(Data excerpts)
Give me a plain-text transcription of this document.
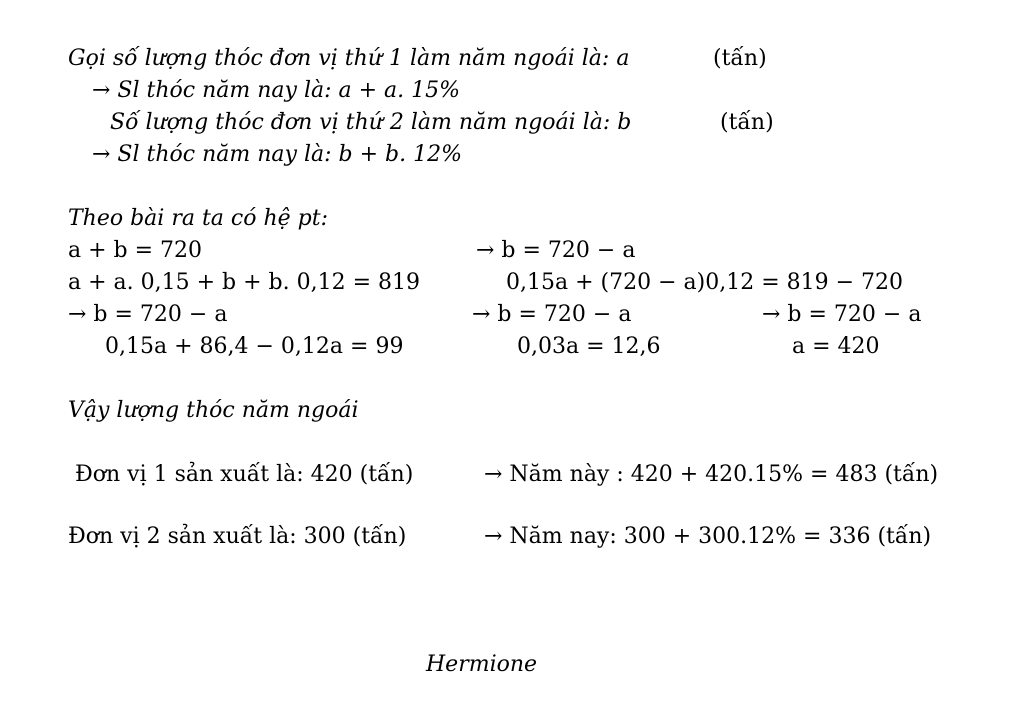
Gọi số lượng thóc đơn vị thứ 1 làm năm ngoái là: a	(tấn)
→ Sl thóc năm nay là: a + a. 15%
Số lượng thóc đơn vị thứ 2 làm năm ngoái là: b	(tấn)
→ Sl thóc năm nay là: b + b. 12%
Theo bài ra ta có hệ pt:
a + b = 720
a + a. 0,15 + b + b. 0,12 = 819
→ b = 720 − a
0,15a + 86,4 − 0,12a = 99
→ b = 720 − a
0,15a + (720 − a)0,12 = 819 − 720
→ b = 720 − a
0,03a = 12,6
→ b = 720 − a
a = 420
Vậy lượng thóc năm ngoái
Đơn vị 1 sản xuất là: 420 (tấn)	→ Năm này : 420 + 420.15% = 483 (tấn)
Đơn vị 2 sản xuất là: 300 (tấn)	→ Năm nay: 300 + 300.12% = 336 (tấn)
Hermione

▶ _What you will do_
Report only the number of lines in the listing that contain the word "xuất".

▶ _Solution to the problem_
2